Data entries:

··········

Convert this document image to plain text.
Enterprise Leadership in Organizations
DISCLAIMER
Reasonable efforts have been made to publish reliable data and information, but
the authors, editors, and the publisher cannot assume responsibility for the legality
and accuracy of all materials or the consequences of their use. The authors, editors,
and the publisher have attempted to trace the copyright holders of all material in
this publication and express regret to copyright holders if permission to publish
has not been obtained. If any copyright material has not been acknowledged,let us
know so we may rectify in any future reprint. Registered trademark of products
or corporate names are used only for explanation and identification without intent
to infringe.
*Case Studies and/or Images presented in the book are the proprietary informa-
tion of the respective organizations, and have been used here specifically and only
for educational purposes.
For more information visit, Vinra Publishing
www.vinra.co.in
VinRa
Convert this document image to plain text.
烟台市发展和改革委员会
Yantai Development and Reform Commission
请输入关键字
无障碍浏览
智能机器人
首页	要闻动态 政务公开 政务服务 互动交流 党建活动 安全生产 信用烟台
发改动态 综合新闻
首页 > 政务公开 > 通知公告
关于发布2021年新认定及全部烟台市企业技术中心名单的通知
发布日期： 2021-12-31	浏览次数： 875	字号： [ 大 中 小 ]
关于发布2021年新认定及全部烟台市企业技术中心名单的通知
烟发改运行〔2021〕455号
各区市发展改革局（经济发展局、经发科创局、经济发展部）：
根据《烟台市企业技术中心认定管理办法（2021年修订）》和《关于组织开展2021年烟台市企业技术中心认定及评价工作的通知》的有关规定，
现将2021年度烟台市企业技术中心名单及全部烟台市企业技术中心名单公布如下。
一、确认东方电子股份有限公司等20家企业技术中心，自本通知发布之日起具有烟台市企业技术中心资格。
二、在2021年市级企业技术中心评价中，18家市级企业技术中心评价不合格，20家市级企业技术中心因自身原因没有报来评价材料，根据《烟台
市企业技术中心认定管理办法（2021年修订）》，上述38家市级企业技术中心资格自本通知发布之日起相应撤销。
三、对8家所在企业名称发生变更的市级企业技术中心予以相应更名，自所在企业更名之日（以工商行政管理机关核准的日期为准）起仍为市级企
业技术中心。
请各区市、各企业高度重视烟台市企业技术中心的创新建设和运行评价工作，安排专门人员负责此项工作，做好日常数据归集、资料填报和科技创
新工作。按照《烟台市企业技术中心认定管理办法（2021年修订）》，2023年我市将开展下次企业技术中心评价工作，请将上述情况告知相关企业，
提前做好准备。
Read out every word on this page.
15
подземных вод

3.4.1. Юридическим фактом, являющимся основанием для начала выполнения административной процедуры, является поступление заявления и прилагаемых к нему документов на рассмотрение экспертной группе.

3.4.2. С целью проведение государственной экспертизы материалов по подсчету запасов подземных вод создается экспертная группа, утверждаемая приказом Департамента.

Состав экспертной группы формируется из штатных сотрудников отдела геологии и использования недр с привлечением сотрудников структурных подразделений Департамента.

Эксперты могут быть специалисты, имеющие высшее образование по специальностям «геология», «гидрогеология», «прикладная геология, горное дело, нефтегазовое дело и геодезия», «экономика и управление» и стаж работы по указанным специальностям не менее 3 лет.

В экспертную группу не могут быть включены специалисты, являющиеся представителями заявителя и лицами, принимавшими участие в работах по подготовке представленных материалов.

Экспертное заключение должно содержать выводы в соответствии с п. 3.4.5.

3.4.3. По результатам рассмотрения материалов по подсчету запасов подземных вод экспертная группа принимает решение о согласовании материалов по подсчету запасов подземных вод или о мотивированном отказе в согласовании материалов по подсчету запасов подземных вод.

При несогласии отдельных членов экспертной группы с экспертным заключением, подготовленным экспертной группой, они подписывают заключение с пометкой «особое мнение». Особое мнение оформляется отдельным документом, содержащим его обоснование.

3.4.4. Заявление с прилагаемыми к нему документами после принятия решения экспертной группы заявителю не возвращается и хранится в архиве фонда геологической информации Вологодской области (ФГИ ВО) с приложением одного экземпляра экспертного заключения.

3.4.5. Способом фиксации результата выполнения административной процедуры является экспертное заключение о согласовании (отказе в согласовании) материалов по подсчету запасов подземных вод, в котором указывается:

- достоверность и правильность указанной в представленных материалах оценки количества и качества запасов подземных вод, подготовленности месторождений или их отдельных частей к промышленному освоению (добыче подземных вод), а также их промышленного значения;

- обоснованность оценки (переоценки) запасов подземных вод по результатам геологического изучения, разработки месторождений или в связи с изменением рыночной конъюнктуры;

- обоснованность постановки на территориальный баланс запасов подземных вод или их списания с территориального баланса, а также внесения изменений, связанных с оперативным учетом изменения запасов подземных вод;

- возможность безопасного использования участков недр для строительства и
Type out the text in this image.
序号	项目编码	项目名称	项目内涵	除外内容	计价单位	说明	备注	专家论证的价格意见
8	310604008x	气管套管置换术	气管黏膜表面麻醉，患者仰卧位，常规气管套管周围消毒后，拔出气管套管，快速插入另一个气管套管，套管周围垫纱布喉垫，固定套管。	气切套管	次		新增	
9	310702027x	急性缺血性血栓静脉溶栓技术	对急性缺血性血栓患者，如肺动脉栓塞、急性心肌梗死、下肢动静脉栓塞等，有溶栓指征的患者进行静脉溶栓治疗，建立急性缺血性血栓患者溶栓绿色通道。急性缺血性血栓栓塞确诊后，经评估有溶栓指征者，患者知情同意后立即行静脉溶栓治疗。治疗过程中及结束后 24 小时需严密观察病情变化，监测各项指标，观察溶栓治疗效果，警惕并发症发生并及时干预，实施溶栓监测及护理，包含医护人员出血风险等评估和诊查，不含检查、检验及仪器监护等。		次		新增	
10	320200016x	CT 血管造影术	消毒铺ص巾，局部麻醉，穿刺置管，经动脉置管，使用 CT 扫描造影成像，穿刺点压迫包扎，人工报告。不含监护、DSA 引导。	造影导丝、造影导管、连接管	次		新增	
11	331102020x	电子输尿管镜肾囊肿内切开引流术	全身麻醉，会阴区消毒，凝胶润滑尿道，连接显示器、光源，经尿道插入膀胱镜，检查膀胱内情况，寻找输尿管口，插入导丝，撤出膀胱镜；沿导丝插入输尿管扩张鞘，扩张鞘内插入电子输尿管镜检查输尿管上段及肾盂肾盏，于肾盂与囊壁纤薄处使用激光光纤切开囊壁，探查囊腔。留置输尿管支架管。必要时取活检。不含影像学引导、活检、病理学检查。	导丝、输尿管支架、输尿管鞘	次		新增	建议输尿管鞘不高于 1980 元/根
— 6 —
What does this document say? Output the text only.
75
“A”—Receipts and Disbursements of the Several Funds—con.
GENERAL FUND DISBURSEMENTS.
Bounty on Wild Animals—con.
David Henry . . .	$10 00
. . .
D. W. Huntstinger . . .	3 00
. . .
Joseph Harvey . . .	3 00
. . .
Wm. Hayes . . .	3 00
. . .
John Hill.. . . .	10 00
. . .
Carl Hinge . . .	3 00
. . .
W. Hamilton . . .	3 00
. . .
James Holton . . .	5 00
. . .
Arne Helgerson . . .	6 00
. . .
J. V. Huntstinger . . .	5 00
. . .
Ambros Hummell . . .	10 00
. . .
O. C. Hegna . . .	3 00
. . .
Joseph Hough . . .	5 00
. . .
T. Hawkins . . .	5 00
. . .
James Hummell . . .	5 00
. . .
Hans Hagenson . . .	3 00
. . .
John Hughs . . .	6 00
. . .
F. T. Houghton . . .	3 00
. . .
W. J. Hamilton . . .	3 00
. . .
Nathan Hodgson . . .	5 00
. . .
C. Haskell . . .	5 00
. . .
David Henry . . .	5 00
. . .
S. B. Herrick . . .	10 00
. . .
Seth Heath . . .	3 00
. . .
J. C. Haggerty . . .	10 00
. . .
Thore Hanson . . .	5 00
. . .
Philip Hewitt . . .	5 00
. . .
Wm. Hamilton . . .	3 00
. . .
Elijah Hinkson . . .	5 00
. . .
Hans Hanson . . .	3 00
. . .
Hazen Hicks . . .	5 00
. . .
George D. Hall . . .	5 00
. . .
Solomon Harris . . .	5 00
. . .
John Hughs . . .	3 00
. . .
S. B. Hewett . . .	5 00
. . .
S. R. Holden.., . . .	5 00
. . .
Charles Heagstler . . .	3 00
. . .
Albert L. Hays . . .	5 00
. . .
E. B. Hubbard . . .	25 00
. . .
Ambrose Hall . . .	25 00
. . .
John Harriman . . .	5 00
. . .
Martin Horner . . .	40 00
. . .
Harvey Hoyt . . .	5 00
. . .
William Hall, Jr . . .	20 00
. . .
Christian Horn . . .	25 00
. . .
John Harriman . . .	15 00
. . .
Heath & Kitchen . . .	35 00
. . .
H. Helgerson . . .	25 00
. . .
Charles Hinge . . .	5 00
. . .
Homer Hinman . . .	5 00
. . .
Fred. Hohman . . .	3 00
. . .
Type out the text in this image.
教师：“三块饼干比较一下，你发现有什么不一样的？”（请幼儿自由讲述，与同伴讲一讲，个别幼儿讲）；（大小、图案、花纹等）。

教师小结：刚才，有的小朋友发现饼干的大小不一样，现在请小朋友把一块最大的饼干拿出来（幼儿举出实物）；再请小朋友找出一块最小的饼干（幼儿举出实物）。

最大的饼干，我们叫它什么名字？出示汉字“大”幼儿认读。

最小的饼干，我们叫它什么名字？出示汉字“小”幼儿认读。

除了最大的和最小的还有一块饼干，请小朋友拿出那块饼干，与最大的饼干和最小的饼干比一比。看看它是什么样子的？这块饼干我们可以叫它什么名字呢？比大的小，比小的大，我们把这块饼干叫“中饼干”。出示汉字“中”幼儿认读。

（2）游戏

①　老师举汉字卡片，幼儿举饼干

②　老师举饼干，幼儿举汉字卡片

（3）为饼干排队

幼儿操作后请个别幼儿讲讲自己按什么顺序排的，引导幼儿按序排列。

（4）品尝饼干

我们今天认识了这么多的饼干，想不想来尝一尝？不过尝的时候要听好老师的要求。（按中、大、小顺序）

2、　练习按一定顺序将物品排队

··········

TASK DIRECTIONS => Go through the records. Copy each line where "been" appears.

TASK RESULT =>
Reasonable efforts have been made to publish reliable data and information, but
has not been obtained. If any copyright material has not been acknowledged,let us
tion of the respective organizations, and have been used here specifically and only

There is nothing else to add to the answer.